▶ _Goal_
Below is a block of records. Copy every line in it that contains the word "agriculteur".

▶ _Data records_
•••
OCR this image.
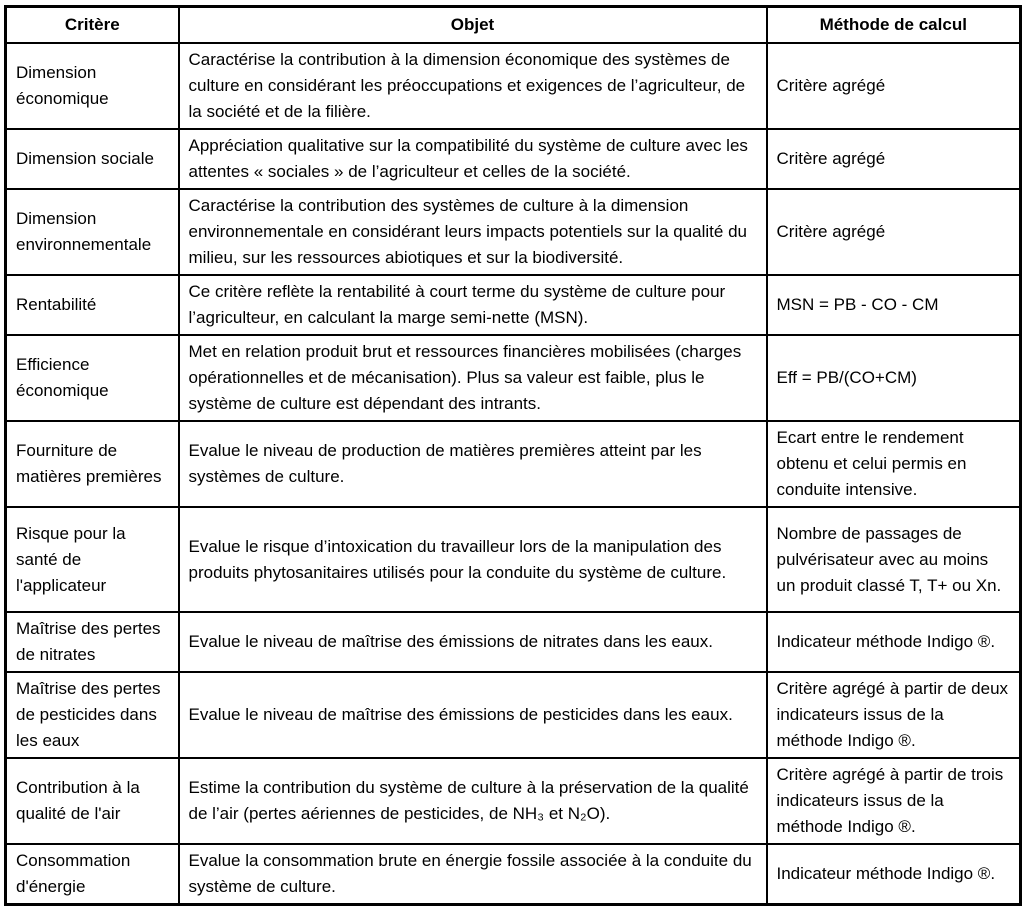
Critère	Objet	Méthode de calcul
Dimension économique	Caractérise la contribution à la dimension économique des systèmes de culture en considérant les préoccupations et exigences de l’agriculteur, de la société et de la filière.	Critère agrégé
Dimension sociale	Appréciation qualitative sur la compatibilité du système de culture avec les attentes « sociales » de l’agriculteur et celles de la société.	Critère agrégé
Dimension environnementale	Caractérise la contribution des systèmes de culture à la dimension environnementale en considérant leurs impacts potentiels sur la qualité du milieu, sur les ressources abiotiques et sur la biodiversité.	Critère agrégé
Rentabilité	Ce critère reflète la rentabilité à court terme du système de culture pour l’agriculteur, en calculant la marge semi-nette (MSN).	MSN = PB - CO - CM
Efficience économique	Met en relation produit brut et ressources financières mobilisées (charges opérationnelles et de mécanisation). Plus sa valeur est faible, plus le système de culture est dépendant des intrants.	Eff = PB/(CO+CM)
Fourniture de matières premières	Evalue le niveau de production de matières premières atteint par les systèmes de culture.	Ecart entre le rendement obtenu et celui permis en conduite intensive.
Risque pour la santé de l'applicateur	Evalue le risque d’intoxication du travailleur lors de la manipulation des produits phytosanitaires utilisés pour la conduite du système de culture.	Nombre de passages de pulvérisateur avec au moins un produit classé T, T+ ou Xn.
Maîtrise des pertes de nitrates	Evalue le niveau de maîtrise des émissions de nitrates dans les eaux.	Indicateur méthode Indigo ®.
Maîtrise des pertes de pesticides dans les eaux	Evalue le niveau de maîtrise des émissions de pesticides dans les eaux.	Critère agrégé à partir de deux indicateurs issus de la méthode Indigo ®.
Contribution à la qualité de l'air	Estime la contribution du système de culture à la préservation de la qualité de l’air (pertes aériennes de pesticides, de NH₃ et N₂O).	Critère agrégé à partir de trois indicateurs issus de la méthode Indigo ®.
Consommation d'énergie	Evalue la consommation brute en énergie fossile associée à la conduite du système de culture.	Indicateur méthode Indigo ®.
•••
▶ _Output for this task_
Dimension économique	Caractérise la contribution à la dimension économique des systèmes de culture en considérant les préoccupations et exigences de l’agriculteur, de la société et de la filière.	Critère agrégé
Dimension sociale	Appréciation qualitative sur la compatibilité du système de culture avec les attentes « sociales » de l’agriculteur et celles de la société.	Critère agrégé
Rentabilité	Ce critère reflète la rentabilité à court terme du système de culture pour l’agriculteur, en calculant la marge semi-nette (MSN).	MSN = PB - CO - CM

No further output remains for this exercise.